Extract every line of the items below word for word, omitting the pictures.

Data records
[start]

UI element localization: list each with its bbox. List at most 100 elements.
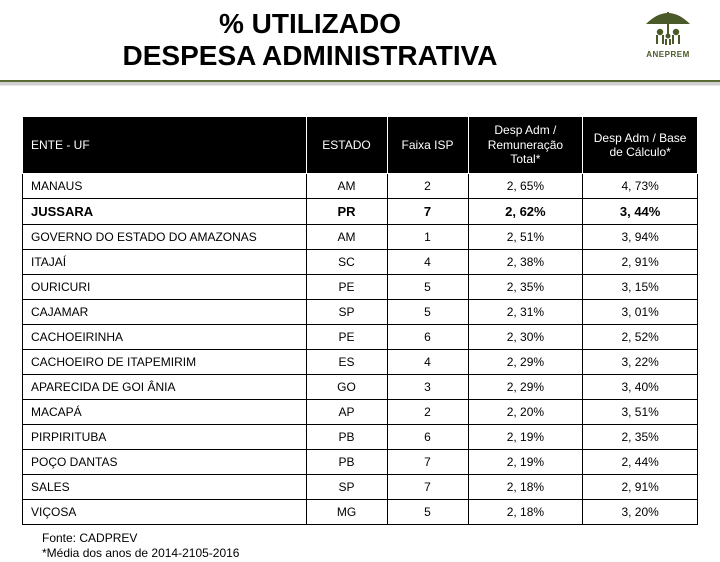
- cell-estado: AM: [306, 173, 387, 198]
- cell-ente: JUSSARA: [23, 198, 307, 224]
- header: % UTILIZADO DESPESA ADMINISTRATIVA ANEPR…: [0, 0, 720, 86]
- cell-base: 3, 44%: [583, 198, 698, 224]
- cell-base: 3, 51%: [583, 399, 698, 424]
- table-row: VIÇOSAMG52, 18%3, 20%: [23, 499, 698, 524]
- cell-base: 2, 35%: [583, 424, 698, 449]
- cell-faixa: 2: [387, 399, 468, 424]
- cell-ente: OURICURI: [23, 274, 307, 299]
- table-row: PIRPIRITUBAPB62, 19%2, 35%: [23, 424, 698, 449]
- cell-faixa: 3: [387, 374, 468, 399]
- divider-bars: [0, 80, 720, 86]
- footnote-note: *Média dos anos de 2014-2105-2016: [42, 546, 720, 562]
- cell-rem: 2, 65%: [468, 173, 583, 198]
- cell-faixa: 1: [387, 224, 468, 249]
- cell-base: 3, 15%: [583, 274, 698, 299]
- cell-estado: ES: [306, 349, 387, 374]
- cell-rem: 2, 29%: [468, 349, 583, 374]
- cell-base: 3, 94%: [583, 224, 698, 249]
- cell-ente: VIÇOSA: [23, 499, 307, 524]
- table-row: SALESSP72, 18%2, 91%: [23, 474, 698, 499]
- cell-rem: 2, 31%: [468, 299, 583, 324]
- table-row: CACHOEIRINHAPE62, 30%2, 52%: [23, 324, 698, 349]
- cell-base: 3, 22%: [583, 349, 698, 374]
- cell-rem: 2, 35%: [468, 274, 583, 299]
- footnote-source: Fonte: CADPREV: [42, 531, 720, 547]
- cell-rem: 2, 29%: [468, 374, 583, 399]
- cell-estado: PE: [306, 324, 387, 349]
- cell-base: 2, 44%: [583, 449, 698, 474]
- col-header-base: Desp Adm / Base de Cálculo*: [583, 117, 698, 173]
- cell-ente: CACHOEIRINHA: [23, 324, 307, 349]
- title-line-2: DESPESA ADMINISTRATIVA: [123, 40, 498, 71]
- cell-faixa: 6: [387, 324, 468, 349]
- cell-base: 2, 52%: [583, 324, 698, 349]
- table-row: APARECIDA DE GOI ÂNIAGO32, 29%3, 40%: [23, 374, 698, 399]
- cell-ente: CAJAMAR: [23, 299, 307, 324]
- data-table-container: ENTE - UF ESTADO Faixa ISP Desp Adm / Re…: [0, 86, 720, 524]
- table-row: CAJAMARSP52, 31%3, 01%: [23, 299, 698, 324]
- col-header-faixa: Faixa ISP: [387, 117, 468, 173]
- cell-ente: MACAPÁ: [23, 399, 307, 424]
- table-row: MACAPÁAP22, 20%3, 51%: [23, 399, 698, 424]
- cell-base: 3, 40%: [583, 374, 698, 399]
- table-row: JUSSARAPR72, 62%3, 44%: [23, 198, 698, 224]
- cell-faixa: 7: [387, 449, 468, 474]
- cell-faixa: 6: [387, 424, 468, 449]
- cell-estado: SP: [306, 299, 387, 324]
- table-row: ITAJAÍSC42, 38%2, 91%: [23, 249, 698, 274]
- umbrella-family-icon: [640, 8, 696, 48]
- cell-faixa: 2: [387, 173, 468, 198]
- cell-estado: SP: [306, 474, 387, 499]
- cell-rem: 2, 38%: [468, 249, 583, 274]
- cell-base: 2, 91%: [583, 249, 698, 274]
- cell-faixa: 5: [387, 299, 468, 324]
- cell-rem: 2, 62%: [468, 198, 583, 224]
- cell-estado: AM: [306, 224, 387, 249]
- aneprem-logo: ANEPREM: [628, 8, 708, 68]
- cell-rem: 2, 20%: [468, 399, 583, 424]
- cell-rem: 2, 19%: [468, 449, 583, 474]
- cell-faixa: 4: [387, 349, 468, 374]
- cell-faixa: 5: [387, 499, 468, 524]
- cell-faixa: 5: [387, 274, 468, 299]
- title-line-1: % UTILIZADO: [219, 8, 401, 39]
- cell-base: 4, 73%: [583, 173, 698, 198]
- cell-ente: PIRPIRITUBA: [23, 424, 307, 449]
- cell-estado: PB: [306, 424, 387, 449]
- cell-rem: 2, 30%: [468, 324, 583, 349]
- cell-base: 3, 20%: [583, 499, 698, 524]
- table-row: CACHOEIRO DE ITAPEMIRIMES42, 29%3, 22%: [23, 349, 698, 374]
- col-header-estado: ESTADO: [306, 117, 387, 173]
- footnote: Fonte: CADPREV *Média dos anos de 2014-2…: [0, 525, 720, 562]
- cell-faixa: 7: [387, 198, 468, 224]
- cell-estado: PB: [306, 449, 387, 474]
- cell-estado: MG: [306, 499, 387, 524]
- cell-base: 2, 91%: [583, 474, 698, 499]
- col-header-remuneracao: Desp Adm / Remuneração Total*: [468, 117, 583, 173]
- cell-estado: PE: [306, 274, 387, 299]
- table-row: POÇO DANTASPB72, 19%2, 44%: [23, 449, 698, 474]
- cell-ente: SALES: [23, 474, 307, 499]
- cell-rem: 2, 51%: [468, 224, 583, 249]
- table-header-row: ENTE - UF ESTADO Faixa ISP Desp Adm / Re…: [23, 117, 698, 173]
- cell-ente: CACHOEIRO DE ITAPEMIRIM: [23, 349, 307, 374]
- cell-rem: 2, 19%: [468, 424, 583, 449]
- cell-base: 3, 01%: [583, 299, 698, 324]
- cell-ente: ITAJAÍ: [23, 249, 307, 274]
- col-header-ente: ENTE - UF: [23, 117, 307, 173]
- cell-estado: PR: [306, 198, 387, 224]
- cell-ente: MANAUS: [23, 173, 307, 198]
- cell-rem: 2, 18%: [468, 499, 583, 524]
- cell-ente: APARECIDA DE GOI ÂNIA: [23, 374, 307, 399]
- data-table: ENTE - UF ESTADO Faixa ISP Desp Adm / Re…: [22, 116, 698, 524]
- table-row: MANAUSAM22, 65%4, 73%: [23, 173, 698, 198]
- logo-label: ANEPREM: [628, 50, 708, 59]
- cell-estado: GO: [306, 374, 387, 399]
- cell-ente: POÇO DANTAS: [23, 449, 307, 474]
- cell-faixa: 4: [387, 249, 468, 274]
- table-row: GOVERNO DO ESTADO DO AMAZONASAM12, 51%3,…: [23, 224, 698, 249]
- cell-estado: AP: [306, 399, 387, 424]
- cell-rem: 2, 18%: [468, 474, 583, 499]
- table-row: OURICURIPE52, 35%3, 15%: [23, 274, 698, 299]
- cell-faixa: 7: [387, 474, 468, 499]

[end]

*Written response*
UI element localization: list each with its bbox. List at most 100 elements.
- cell-estado: AM: [306, 173, 387, 198]
- cell-ente: JUSSARA: [23, 198, 307, 224]
- header: % UTILIZADO DESPESA ADMINISTRATIVA ANEPR…: [0, 0, 720, 86]
- cell-base: 3, 44%: [583, 198, 698, 224]
- cell-base: 3, 51%: [583, 399, 698, 424]
- table-row: VIÇOSAMG52, 18%3, 20%: [23, 499, 698, 524]
- cell-base: 2, 35%: [583, 424, 698, 449]
- cell-faixa: 2: [387, 399, 468, 424]
- cell-ente: OURICURI: [23, 274, 307, 299]
- table-row: PIRPIRITUBAPB62, 19%2, 35%: [23, 424, 698, 449]
- cell-faixa: 3: [387, 374, 468, 399]
- divider-bars: [0, 80, 720, 86]
- footnote-note: *Média dos anos de 2014-2105-2016: [42, 546, 720, 562]
- cell-rem: 2, 65%: [468, 173, 583, 198]
- cell-faixa: 1: [387, 224, 468, 249]
- cell-base: 3, 15%: [583, 274, 698, 299]
- cell-estado: ES: [306, 349, 387, 374]
- cell-rem: 2, 29%: [468, 349, 583, 374]
- cell-base: 3, 94%: [583, 224, 698, 249]
- cell-ente: VIÇOSA: [23, 499, 307, 524]
- table-row: SALESSP72, 18%2, 91%: [23, 474, 698, 499]
- cell-rem: 2, 31%: [468, 299, 583, 324]
- table-row: CACHOEIRINHAPE62, 30%2, 52%: [23, 324, 698, 349]
- cell-base: 3, 22%: [583, 349, 698, 374]
- cell-rem: 2, 35%: [468, 274, 583, 299]
- footnote-source: Fonte: CADPREV: [42, 531, 720, 547]
- cell-rem: 2, 29%: [468, 374, 583, 399]
- cell-estado: PE: [306, 324, 387, 349]
- cell-base: 2, 44%: [583, 449, 698, 474]
- col-header-base: Desp Adm / Base de Cálculo*: [583, 117, 698, 173]
- cell-ente: CACHOEIRINHA: [23, 324, 307, 349]
- title-line-2: DESPESA ADMINISTRATIVA: [123, 40, 498, 71]
- cell-faixa: 6: [387, 324, 468, 349]
- cell-base: 2, 52%: [583, 324, 698, 349]
- table-row: APARECIDA DE GOI ÂNIAGO32, 29%3, 40%: [23, 374, 698, 399]
- cell-ente: CAJAMAR: [23, 299, 307, 324]
- data-table-container: ENTE - UF ESTADO Faixa ISP Desp Adm / Re…: [0, 86, 720, 524]
- table-row: CAJAMARSP52, 31%3, 01%: [23, 299, 698, 324]
- col-header-faixa: Faixa ISP: [387, 117, 468, 173]
- cell-ente: MACAPÁ: [23, 399, 307, 424]
- table-row: MACAPÁAP22, 20%3, 51%: [23, 399, 698, 424]
- cell-base: 3, 40%: [583, 374, 698, 399]
- table-row: JUSSARAPR72, 62%3, 44%: [23, 198, 698, 224]
- cell-faixa: 7: [387, 449, 468, 474]
- cell-faixa: 6: [387, 424, 468, 449]
- cell-estado: SP: [306, 299, 387, 324]
- table-row: ITAJAÍSC42, 38%2, 91%: [23, 249, 698, 274]
- umbrella-family-icon: [640, 8, 696, 48]
- cell-faixa: 2: [387, 173, 468, 198]
- cell-estado: SP: [306, 474, 387, 499]
- cell-rem: 2, 38%: [468, 249, 583, 274]
- cell-base: 2, 91%: [583, 249, 698, 274]
- cell-faixa: 5: [387, 299, 468, 324]
- cell-rem: 2, 62%: [468, 198, 583, 224]
- cell-estado: AM: [306, 224, 387, 249]
- aneprem-logo: ANEPREM: [628, 8, 708, 68]
- cell-rem: 2, 20%: [468, 399, 583, 424]
- cell-rem: 2, 19%: [468, 449, 583, 474]
- cell-faixa: 4: [387, 349, 468, 374]
- cell-faixa: 5: [387, 499, 468, 524]
- cell-faixa: 5: [387, 274, 468, 299]
- title-line-1: % UTILIZADO: [219, 8, 401, 39]
- cell-base: 4, 73%: [583, 173, 698, 198]
- cell-ente: PIRPIRITUBA: [23, 424, 307, 449]
- cell-estado: PB: [306, 424, 387, 449]
- cell-rem: 2, 30%: [468, 324, 583, 349]
- cell-base: 3, 20%: [583, 499, 698, 524]
- table-row: CACHOEIRO DE ITAPEMIRIMES42, 29%3, 22%: [23, 349, 698, 374]
- col-header-estado: ESTADO: [306, 117, 387, 173]
- footnote: Fonte: CADPREV *Média dos anos de 2014-2…: [0, 525, 720, 562]
- cell-faixa: 7: [387, 198, 468, 224]
- cell-estado: PB: [306, 449, 387, 474]
- cell-estado: MG: [306, 499, 387, 524]
- cell-base: 2, 91%: [583, 474, 698, 499]
- col-header-remuneracao: Desp Adm / Remuneração Total*: [468, 117, 583, 173]
- cell-estado: PE: [306, 274, 387, 299]
- table-row: POÇO DANTASPB72, 19%2, 44%: [23, 449, 698, 474]
- cell-ente: SALES: [23, 474, 307, 499]
- cell-rem: 2, 51%: [468, 224, 583, 249]
- table-header-row: ENTE - UF ESTADO Faixa ISP Desp Adm / Re…: [23, 117, 698, 173]
- cell-ente: CACHOEIRO DE ITAPEMIRIM: [23, 349, 307, 374]
- cell-rem: 2, 19%: [468, 424, 583, 449]
- cell-base: 3, 01%: [583, 299, 698, 324]
- cell-ente: ITAJAÍ: [23, 249, 307, 274]
- col-header-ente: ENTE - UF: [23, 117, 307, 173]
- cell-estado: PR: [306, 198, 387, 224]
- cell-ente: MANAUS: [23, 173, 307, 198]
- cell-rem: 2, 18%: [468, 499, 583, 524]
- cell-ente: APARECIDA DE GOI ÂNIA: [23, 374, 307, 399]
- data-table: ENTE - UF ESTADO Faixa ISP Desp Adm / Re…: [22, 116, 698, 524]
- table-row: MANAUSAM22, 65%4, 73%: [23, 173, 698, 198]
- logo-label: ANEPREM: [628, 50, 708, 59]
- cell-estado: GO: [306, 374, 387, 399]
- cell-ente: POÇO DANTAS: [23, 449, 307, 474]
- cell-faixa: 4: [387, 249, 468, 274]
- table-row: GOVERNO DO ESTADO DO AMAZONASAM12, 51%3,…: [23, 224, 698, 249]
- cell-estado: AP: [306, 399, 387, 424]
- cell-rem: 2, 18%: [468, 474, 583, 499]
- table-row: OURICURIPE52, 35%3, 15%: [23, 274, 698, 299]
- cell-faixa: 7: [387, 474, 468, 499]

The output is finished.